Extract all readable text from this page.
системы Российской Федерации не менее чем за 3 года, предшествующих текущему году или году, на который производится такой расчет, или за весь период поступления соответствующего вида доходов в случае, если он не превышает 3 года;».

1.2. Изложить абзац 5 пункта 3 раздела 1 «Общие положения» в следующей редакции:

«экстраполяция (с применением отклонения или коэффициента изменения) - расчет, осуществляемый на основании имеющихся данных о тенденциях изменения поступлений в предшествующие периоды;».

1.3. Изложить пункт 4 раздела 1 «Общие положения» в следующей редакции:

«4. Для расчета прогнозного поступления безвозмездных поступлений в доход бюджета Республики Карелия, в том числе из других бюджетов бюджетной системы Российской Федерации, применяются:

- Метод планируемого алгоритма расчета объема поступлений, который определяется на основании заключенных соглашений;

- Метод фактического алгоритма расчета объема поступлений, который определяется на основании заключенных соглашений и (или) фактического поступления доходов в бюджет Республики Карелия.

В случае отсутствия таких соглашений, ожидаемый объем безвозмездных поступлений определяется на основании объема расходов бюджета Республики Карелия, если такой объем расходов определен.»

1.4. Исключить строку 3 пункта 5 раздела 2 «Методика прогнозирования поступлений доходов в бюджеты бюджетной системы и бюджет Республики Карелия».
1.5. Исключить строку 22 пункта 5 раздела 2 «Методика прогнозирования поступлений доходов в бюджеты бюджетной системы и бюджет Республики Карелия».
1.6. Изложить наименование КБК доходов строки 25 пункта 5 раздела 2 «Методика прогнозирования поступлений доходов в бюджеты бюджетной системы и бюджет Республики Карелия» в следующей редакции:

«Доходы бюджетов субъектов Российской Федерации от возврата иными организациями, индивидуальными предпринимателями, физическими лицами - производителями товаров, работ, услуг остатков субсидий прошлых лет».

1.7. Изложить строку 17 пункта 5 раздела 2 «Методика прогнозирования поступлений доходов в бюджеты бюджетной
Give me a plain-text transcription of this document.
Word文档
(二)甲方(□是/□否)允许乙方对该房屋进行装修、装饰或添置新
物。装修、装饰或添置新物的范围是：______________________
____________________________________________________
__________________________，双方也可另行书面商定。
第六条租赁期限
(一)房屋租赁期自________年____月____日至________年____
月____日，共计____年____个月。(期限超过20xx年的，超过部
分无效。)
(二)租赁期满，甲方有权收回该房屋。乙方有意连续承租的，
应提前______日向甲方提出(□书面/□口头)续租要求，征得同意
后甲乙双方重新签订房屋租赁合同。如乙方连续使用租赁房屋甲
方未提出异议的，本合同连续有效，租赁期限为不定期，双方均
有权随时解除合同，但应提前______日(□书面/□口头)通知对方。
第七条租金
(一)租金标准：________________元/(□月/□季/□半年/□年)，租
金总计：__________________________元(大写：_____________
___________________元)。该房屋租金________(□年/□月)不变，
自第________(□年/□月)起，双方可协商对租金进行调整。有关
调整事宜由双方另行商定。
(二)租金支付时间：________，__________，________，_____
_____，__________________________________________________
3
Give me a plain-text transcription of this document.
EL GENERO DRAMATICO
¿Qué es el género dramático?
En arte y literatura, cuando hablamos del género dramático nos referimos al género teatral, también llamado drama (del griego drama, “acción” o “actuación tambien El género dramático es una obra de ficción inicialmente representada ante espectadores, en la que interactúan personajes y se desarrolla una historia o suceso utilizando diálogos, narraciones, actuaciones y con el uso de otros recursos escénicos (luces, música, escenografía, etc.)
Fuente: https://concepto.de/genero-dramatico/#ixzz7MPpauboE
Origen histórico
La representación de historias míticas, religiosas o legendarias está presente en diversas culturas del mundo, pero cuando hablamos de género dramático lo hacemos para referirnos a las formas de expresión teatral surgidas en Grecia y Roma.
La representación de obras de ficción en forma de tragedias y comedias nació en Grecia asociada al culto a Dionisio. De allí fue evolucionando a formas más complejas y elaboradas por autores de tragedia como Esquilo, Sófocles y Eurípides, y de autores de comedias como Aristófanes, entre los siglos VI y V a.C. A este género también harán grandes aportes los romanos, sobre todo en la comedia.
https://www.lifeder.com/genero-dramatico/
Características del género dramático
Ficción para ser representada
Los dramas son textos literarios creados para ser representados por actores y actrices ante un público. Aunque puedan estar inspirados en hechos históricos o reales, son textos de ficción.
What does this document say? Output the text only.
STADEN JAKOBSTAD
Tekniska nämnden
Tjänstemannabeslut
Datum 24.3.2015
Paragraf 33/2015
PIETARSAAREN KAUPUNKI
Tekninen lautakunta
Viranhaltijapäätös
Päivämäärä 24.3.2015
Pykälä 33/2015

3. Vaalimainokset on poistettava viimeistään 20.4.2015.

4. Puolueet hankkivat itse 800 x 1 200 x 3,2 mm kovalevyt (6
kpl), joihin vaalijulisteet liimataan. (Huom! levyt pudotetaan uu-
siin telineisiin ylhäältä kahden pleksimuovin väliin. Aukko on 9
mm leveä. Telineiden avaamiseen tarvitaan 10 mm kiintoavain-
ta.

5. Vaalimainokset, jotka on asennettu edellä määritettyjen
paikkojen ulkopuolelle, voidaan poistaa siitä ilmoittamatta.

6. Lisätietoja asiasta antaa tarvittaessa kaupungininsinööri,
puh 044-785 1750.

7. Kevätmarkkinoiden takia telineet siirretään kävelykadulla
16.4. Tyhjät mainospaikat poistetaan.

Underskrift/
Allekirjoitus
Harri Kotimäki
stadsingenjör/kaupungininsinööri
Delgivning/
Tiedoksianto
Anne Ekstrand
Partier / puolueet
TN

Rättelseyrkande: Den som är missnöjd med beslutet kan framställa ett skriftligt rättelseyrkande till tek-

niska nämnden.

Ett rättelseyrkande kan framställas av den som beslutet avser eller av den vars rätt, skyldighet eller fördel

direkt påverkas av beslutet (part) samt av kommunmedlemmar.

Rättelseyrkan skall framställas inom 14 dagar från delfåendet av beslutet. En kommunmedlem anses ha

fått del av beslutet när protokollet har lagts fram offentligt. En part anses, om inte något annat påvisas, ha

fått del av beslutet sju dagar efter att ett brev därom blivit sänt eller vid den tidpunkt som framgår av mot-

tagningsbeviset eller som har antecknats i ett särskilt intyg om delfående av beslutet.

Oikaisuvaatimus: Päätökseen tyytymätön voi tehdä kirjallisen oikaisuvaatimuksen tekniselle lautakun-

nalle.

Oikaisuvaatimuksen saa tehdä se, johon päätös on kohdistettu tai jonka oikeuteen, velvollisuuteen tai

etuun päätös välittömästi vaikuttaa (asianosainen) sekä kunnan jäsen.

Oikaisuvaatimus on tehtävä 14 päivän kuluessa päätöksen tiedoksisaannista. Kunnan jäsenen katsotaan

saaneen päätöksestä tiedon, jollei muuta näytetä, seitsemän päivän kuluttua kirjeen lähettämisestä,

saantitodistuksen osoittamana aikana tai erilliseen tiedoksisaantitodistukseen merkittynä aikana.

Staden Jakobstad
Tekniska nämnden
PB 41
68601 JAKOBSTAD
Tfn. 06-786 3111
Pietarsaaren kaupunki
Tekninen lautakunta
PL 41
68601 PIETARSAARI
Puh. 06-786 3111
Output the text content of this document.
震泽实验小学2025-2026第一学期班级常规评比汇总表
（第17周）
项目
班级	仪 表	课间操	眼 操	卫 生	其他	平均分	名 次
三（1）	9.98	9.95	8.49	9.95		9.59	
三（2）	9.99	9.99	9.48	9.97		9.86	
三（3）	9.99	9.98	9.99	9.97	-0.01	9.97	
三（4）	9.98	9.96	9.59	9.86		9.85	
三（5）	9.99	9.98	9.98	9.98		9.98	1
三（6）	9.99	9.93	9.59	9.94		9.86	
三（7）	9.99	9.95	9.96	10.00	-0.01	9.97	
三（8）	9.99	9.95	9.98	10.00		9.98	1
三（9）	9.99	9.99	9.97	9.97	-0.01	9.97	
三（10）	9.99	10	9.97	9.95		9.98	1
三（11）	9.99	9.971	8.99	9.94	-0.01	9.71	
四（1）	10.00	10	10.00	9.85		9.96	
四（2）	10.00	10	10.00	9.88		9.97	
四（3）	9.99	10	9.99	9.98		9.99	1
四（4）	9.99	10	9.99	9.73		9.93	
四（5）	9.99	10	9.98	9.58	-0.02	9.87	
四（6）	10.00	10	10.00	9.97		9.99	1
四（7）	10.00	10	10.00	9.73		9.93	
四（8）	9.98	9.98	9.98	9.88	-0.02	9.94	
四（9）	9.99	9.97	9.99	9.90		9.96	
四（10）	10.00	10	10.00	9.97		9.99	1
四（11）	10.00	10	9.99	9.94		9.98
_ _ _ _ _
TO DO - Pull every line containing "доходов" from the data.

PROBLEM SOLUTION -
системы Российской Федерации не менее чем за 3 года, предшествующих текущему году или году, на который производится такой расчет, или за весь период поступления соответствующего вида доходов в случае, если он не превышает 3 года;».
- Метод фактического алгоритма расчета объема поступлений, который определяется на основании заключенных соглашений и (или) фактического поступления доходов в бюджет Республики Карелия.
1.4. Исключить строку 3 пункта 5 раздела 2 «Методика прогнозирования поступлений доходов в бюджеты бюджетной системы и бюджет Республики Карелия».
1.5. Исключить строку 22 пункта 5 раздела 2 «Методика прогнозирования поступлений доходов в бюджеты бюджетной системы и бюджет Республики Карелия».
1.6. Изложить наименование КБК доходов строки 25 пункта 5 раздела 2 «Методика прогнозирования поступлений доходов в бюджеты бюджетной системы и бюджет Республики Карелия» в следующей редакции:
1.7. Изложить строку 17 пункта 5 раздела 2 «Методика прогнозирования поступлений доходов в бюджеты бюджетной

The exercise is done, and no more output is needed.